• _GIVEN PROBLEM_
Lines containing the word "this" are the ones to copy from the records below.

• _INPUT MATERIAL_
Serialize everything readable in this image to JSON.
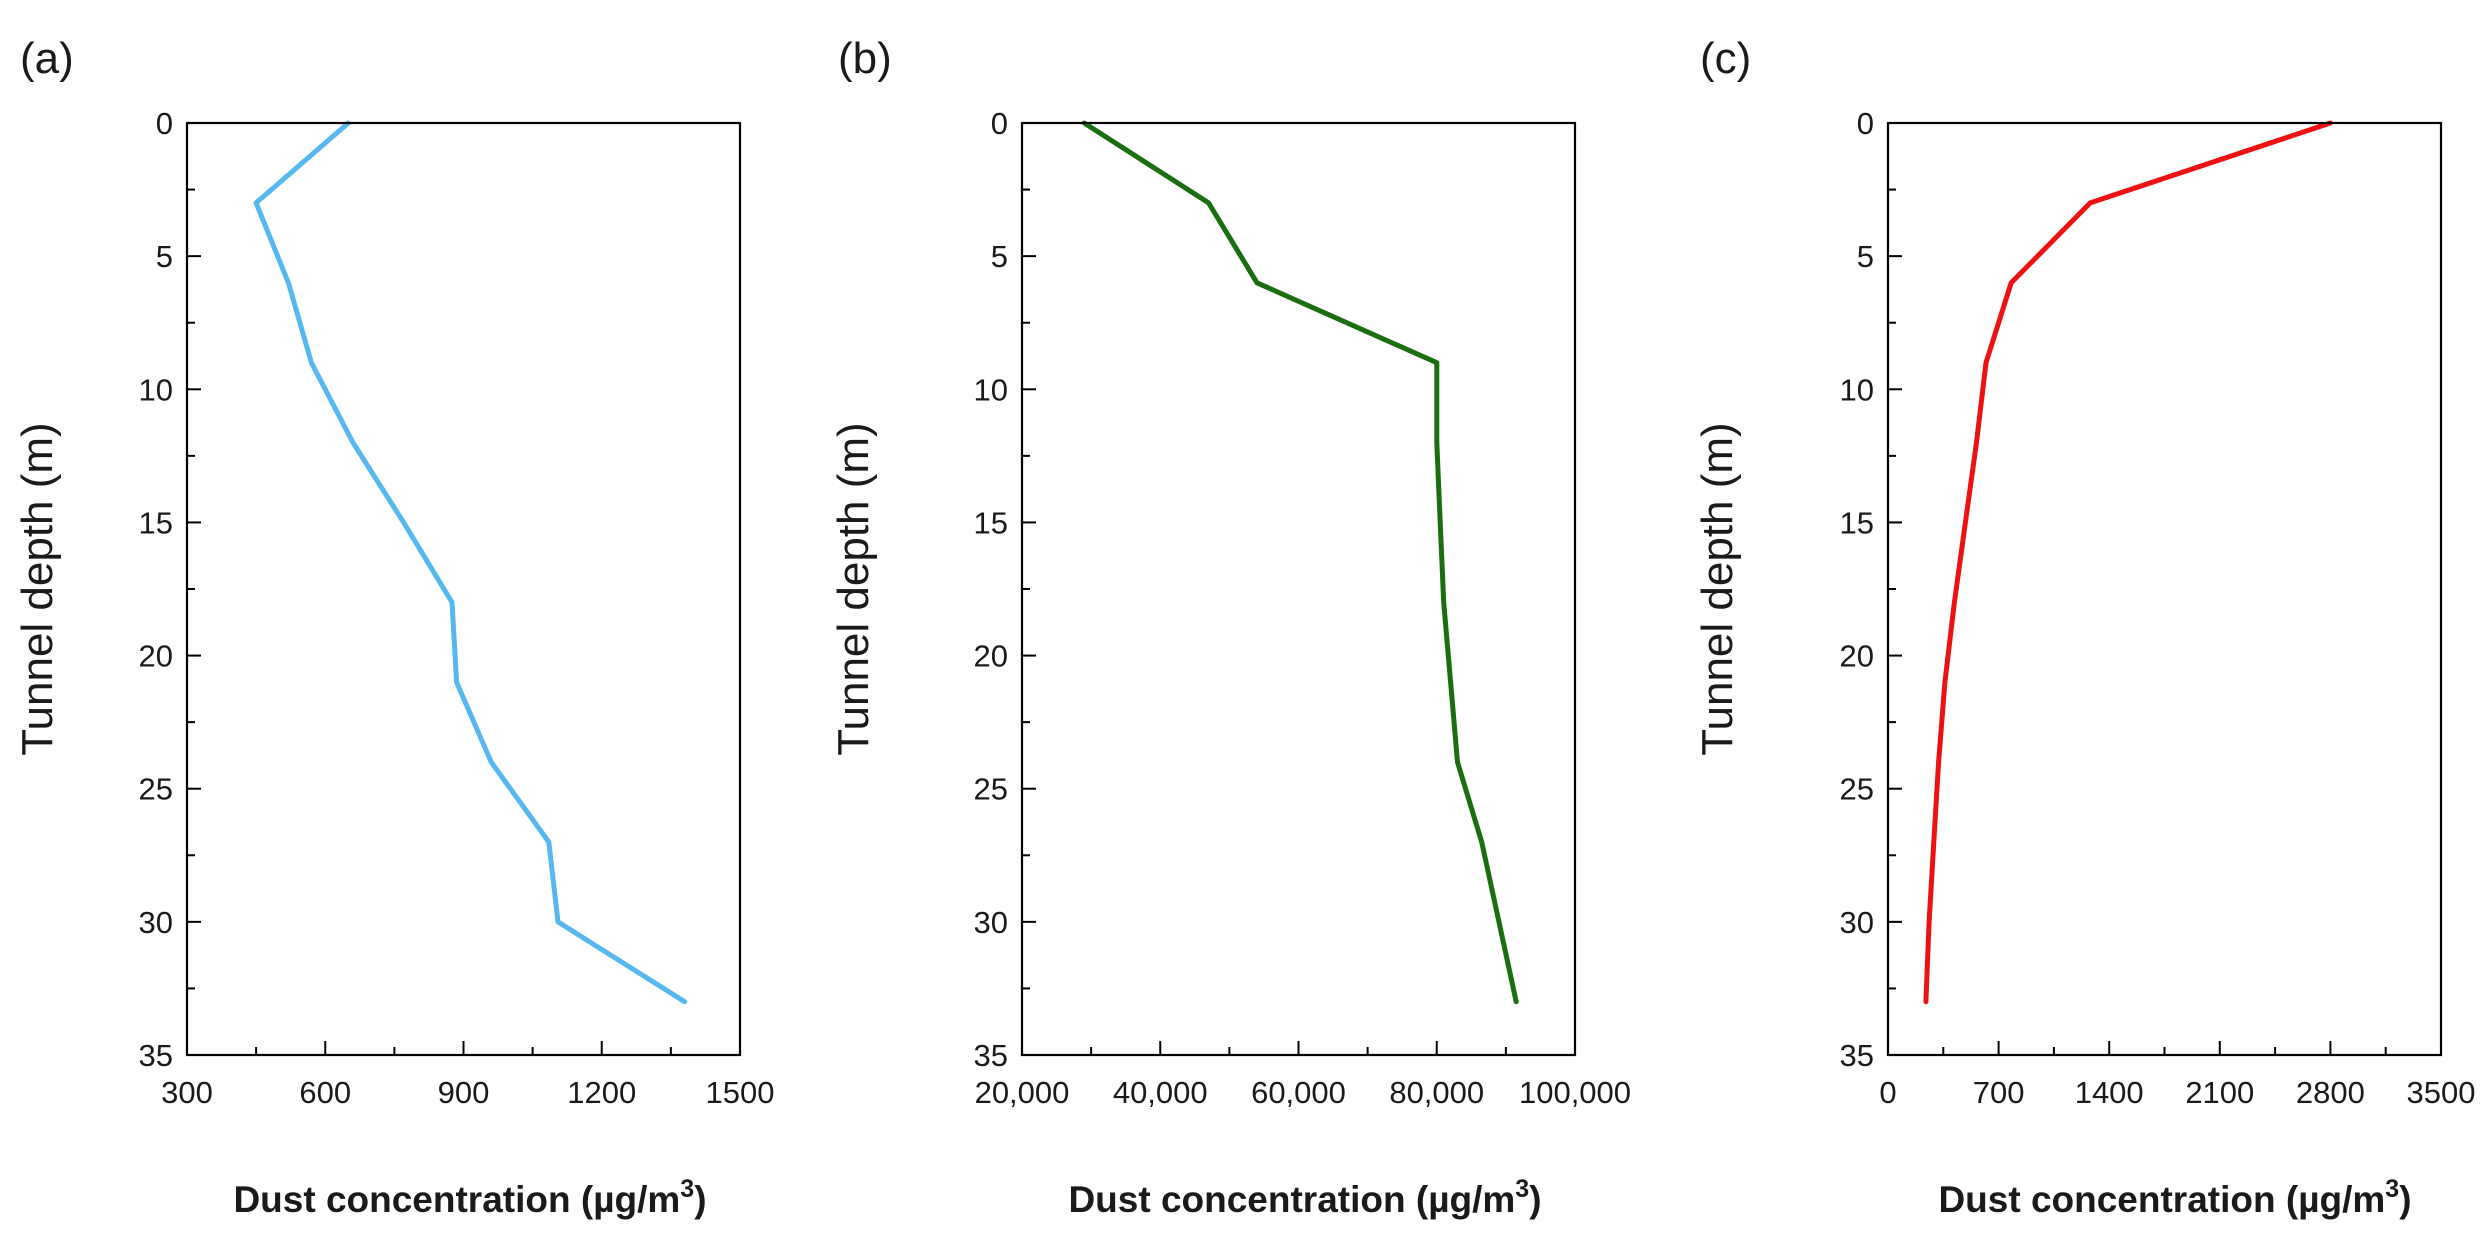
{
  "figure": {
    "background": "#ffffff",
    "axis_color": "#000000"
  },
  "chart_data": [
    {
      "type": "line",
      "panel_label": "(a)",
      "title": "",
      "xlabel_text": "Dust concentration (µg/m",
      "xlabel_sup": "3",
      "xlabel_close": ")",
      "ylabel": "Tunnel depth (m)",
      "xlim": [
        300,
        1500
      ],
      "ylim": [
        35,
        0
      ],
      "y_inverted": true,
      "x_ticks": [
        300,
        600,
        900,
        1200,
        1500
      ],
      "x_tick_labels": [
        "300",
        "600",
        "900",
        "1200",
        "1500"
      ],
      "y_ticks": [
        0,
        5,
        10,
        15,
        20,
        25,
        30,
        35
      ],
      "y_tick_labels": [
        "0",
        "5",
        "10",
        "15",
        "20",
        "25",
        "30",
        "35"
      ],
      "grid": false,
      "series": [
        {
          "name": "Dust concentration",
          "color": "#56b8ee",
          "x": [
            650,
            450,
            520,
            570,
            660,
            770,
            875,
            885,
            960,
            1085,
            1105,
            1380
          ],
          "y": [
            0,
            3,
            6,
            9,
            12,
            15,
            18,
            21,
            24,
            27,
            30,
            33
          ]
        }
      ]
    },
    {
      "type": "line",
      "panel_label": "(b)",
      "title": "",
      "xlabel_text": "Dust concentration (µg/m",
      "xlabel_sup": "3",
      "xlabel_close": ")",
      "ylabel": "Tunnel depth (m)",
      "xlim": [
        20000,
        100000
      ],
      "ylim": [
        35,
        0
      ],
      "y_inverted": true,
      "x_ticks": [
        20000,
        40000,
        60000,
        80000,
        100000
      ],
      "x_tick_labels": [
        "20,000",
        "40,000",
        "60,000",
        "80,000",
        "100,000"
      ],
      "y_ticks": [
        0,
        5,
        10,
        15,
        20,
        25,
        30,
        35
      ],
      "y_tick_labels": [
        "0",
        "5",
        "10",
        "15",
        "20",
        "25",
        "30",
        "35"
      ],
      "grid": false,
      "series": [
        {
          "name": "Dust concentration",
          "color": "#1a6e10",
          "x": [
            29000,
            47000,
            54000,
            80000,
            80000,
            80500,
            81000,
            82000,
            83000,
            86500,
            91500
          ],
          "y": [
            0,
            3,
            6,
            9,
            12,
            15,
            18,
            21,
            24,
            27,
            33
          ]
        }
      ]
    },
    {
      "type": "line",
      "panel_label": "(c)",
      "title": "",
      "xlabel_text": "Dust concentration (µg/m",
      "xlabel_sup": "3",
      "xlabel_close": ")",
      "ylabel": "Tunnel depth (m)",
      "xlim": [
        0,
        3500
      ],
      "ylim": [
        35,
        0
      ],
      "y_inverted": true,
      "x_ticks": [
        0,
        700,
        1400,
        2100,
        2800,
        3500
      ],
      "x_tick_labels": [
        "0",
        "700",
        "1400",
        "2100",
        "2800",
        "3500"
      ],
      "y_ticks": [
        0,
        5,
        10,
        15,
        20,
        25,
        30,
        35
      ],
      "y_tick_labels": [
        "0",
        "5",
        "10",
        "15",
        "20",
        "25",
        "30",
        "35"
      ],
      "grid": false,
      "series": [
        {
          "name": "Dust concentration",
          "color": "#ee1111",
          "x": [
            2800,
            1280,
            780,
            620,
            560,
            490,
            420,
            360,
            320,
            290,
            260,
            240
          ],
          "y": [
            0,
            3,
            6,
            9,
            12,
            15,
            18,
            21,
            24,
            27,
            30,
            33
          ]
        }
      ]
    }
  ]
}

==

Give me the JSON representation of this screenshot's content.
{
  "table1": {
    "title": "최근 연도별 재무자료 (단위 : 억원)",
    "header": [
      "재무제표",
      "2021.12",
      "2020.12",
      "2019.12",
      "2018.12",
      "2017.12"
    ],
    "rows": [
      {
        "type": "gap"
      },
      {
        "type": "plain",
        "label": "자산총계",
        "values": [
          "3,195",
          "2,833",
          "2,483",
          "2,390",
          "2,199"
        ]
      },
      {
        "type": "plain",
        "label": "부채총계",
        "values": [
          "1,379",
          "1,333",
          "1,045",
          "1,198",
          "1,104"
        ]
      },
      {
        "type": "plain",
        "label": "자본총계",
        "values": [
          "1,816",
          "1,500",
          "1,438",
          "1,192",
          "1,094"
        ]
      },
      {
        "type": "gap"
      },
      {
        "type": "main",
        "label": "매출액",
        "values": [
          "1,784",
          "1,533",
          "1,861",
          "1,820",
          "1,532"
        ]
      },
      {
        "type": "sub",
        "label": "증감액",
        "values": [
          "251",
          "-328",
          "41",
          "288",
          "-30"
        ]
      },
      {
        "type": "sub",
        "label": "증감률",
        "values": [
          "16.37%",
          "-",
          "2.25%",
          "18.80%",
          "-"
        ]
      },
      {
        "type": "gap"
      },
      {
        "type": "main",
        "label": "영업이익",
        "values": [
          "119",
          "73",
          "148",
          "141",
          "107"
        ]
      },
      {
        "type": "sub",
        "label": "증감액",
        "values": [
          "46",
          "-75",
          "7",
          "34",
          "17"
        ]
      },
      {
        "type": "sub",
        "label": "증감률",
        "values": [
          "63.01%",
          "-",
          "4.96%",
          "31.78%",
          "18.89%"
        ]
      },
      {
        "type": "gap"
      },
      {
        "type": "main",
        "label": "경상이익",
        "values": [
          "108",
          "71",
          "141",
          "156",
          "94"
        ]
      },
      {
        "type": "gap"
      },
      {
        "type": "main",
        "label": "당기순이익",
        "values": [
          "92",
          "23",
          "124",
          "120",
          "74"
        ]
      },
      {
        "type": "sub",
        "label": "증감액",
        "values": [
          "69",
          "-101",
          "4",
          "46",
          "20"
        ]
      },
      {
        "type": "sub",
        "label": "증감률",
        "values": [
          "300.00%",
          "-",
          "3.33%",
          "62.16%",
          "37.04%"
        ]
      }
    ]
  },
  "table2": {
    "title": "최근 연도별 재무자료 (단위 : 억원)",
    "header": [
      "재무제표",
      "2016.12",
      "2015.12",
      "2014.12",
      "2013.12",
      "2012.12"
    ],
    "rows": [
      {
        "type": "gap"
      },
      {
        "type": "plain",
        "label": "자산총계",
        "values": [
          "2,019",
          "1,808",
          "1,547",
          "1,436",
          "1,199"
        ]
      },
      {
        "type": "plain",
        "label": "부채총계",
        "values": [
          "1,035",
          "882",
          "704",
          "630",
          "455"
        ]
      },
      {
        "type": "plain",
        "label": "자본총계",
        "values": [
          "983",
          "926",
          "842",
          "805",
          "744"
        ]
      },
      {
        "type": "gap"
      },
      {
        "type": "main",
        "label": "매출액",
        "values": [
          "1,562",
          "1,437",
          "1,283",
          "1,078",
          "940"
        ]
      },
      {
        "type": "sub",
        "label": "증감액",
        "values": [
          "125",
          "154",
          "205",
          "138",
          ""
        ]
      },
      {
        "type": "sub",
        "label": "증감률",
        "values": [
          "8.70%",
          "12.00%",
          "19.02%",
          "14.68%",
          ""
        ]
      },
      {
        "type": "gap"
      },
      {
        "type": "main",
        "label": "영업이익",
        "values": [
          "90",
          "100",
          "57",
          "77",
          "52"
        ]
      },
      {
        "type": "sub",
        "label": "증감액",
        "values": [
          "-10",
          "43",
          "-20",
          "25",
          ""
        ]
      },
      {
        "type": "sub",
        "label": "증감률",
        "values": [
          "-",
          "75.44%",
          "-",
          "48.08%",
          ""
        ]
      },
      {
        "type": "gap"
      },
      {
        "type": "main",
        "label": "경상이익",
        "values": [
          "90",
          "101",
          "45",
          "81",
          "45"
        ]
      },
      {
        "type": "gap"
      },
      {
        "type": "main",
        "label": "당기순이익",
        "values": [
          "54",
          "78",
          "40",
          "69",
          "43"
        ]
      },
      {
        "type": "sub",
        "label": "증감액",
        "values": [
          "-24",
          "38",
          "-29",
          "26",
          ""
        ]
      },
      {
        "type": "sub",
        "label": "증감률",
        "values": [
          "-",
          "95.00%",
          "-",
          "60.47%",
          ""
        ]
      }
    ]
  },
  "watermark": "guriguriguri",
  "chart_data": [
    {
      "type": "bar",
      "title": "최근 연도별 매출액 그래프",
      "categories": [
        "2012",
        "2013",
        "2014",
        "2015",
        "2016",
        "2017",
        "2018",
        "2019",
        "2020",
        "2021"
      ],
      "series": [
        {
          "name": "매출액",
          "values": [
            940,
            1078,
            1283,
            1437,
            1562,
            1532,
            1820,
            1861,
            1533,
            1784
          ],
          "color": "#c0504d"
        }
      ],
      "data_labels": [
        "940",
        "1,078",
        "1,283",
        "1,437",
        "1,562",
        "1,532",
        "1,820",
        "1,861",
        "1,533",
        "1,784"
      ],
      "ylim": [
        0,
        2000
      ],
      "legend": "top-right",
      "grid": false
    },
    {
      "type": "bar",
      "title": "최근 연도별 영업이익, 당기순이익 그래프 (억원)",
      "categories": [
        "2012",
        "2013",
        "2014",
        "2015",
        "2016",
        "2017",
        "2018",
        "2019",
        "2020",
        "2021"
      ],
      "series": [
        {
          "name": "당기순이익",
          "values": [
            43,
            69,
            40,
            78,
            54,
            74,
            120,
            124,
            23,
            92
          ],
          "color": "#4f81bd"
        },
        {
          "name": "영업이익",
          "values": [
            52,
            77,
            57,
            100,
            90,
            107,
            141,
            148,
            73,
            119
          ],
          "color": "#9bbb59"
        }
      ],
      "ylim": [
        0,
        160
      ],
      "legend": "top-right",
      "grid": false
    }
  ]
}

• _SOLUTION TO THE PROBLEM_
Serialize everything readable in this image to JSON.
Give me the JSON representation of this screenshot's content.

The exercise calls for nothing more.